Aim:
What follows are records. Restate all of them word for word.
START Dataset records
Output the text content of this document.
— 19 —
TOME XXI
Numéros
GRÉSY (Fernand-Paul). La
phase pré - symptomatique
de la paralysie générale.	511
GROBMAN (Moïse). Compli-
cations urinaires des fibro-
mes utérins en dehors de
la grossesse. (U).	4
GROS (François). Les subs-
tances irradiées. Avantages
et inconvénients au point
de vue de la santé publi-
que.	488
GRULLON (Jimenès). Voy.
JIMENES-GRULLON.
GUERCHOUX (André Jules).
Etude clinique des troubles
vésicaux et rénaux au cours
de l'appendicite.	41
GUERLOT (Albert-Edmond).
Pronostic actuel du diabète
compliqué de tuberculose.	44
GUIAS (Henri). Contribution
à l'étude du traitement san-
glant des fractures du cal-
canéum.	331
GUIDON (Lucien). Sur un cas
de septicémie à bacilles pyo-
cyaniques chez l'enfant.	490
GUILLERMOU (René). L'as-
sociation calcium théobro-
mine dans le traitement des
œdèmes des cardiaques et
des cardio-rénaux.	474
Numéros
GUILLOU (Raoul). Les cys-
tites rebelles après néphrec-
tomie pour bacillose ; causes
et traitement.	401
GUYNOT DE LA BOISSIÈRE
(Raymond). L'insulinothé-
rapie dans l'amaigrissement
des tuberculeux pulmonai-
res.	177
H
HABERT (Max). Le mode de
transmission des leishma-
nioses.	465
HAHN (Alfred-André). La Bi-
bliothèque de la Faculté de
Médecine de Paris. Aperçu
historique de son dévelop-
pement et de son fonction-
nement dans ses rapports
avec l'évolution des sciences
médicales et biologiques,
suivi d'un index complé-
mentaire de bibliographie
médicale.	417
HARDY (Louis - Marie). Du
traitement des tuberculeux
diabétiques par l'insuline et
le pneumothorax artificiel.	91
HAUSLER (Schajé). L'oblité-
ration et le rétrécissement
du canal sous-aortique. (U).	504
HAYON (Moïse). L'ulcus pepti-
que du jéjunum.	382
END Dataset records
Output of the task:
Output the text content of this document.
— 19 —
TOME XXI
Numéros
GRÉSY (Fernand-Paul). La
phase pré - symptomatique
de la paralysie générale.	511
GROBMAN (Moïse). Compli-
cations urinaires des fibro-
mes utérins en dehors de
la grossesse. (U).	4
GROS (François). Les subs-
tances irradiées. Avantages
et inconvénients au point
de vue de la santé publi-
que.	488
GRULLON (Jimenès). Voy.
JIMENES-GRULLON.
GUERCHOUX (André Jules).
Etude clinique des troubles
vésicaux et rénaux au cours
de l'appendicite.	41
GUERLOT (Albert-Edmond).
Pronostic actuel du diabète
compliqué de tuberculose.	44
GUIAS (Henri). Contribution
à l'étude du traitement san-
glant des fractures du cal-
canéum.	331
GUIDON (Lucien). Sur un cas
de septicémie à bacilles pyo-
cyaniques chez l'enfant.	490
GUILLERMOU (René). L'as-
sociation calcium théobro-
mine dans le traitement des
œdèmes des cardiaques et
des cardio-rénaux.	474
Numéros
GUILLOU (Raoul). Les cys-
tites rebelles après néphrec-
tomie pour bacillose ; causes
et traitement.	401
GUYNOT DE LA BOISSIÈRE
(Raymond). L'insulinothé-
rapie dans l'amaigrissement
des tuberculeux pulmonai-
res.	177
H
HABERT (Max). Le mode de
transmission des leishma-
nioses.	465
HAHN (Alfred-André). La Bi-
bliothèque de la Faculté de
Médecine de Paris. Aperçu
historique de son dévelop-
pement et de son fonction-
nement dans ses rapports
avec l'évolution des sciences
médicales et biologiques,
suivi d'un index complé-
mentaire de bibliographie
médicale.	417
HARDY (Louis - Marie). Du
traitement des tuberculeux
diabétiques par l'insuline et
le pneumothorax artificiel.	91
HAUSLER (Schajé). L'oblité-
ration et le rétrécissement
du canal sous-aortique. (U).	504
HAYON (Moïse). L'ulcus pepti-
que du jéjunum.	382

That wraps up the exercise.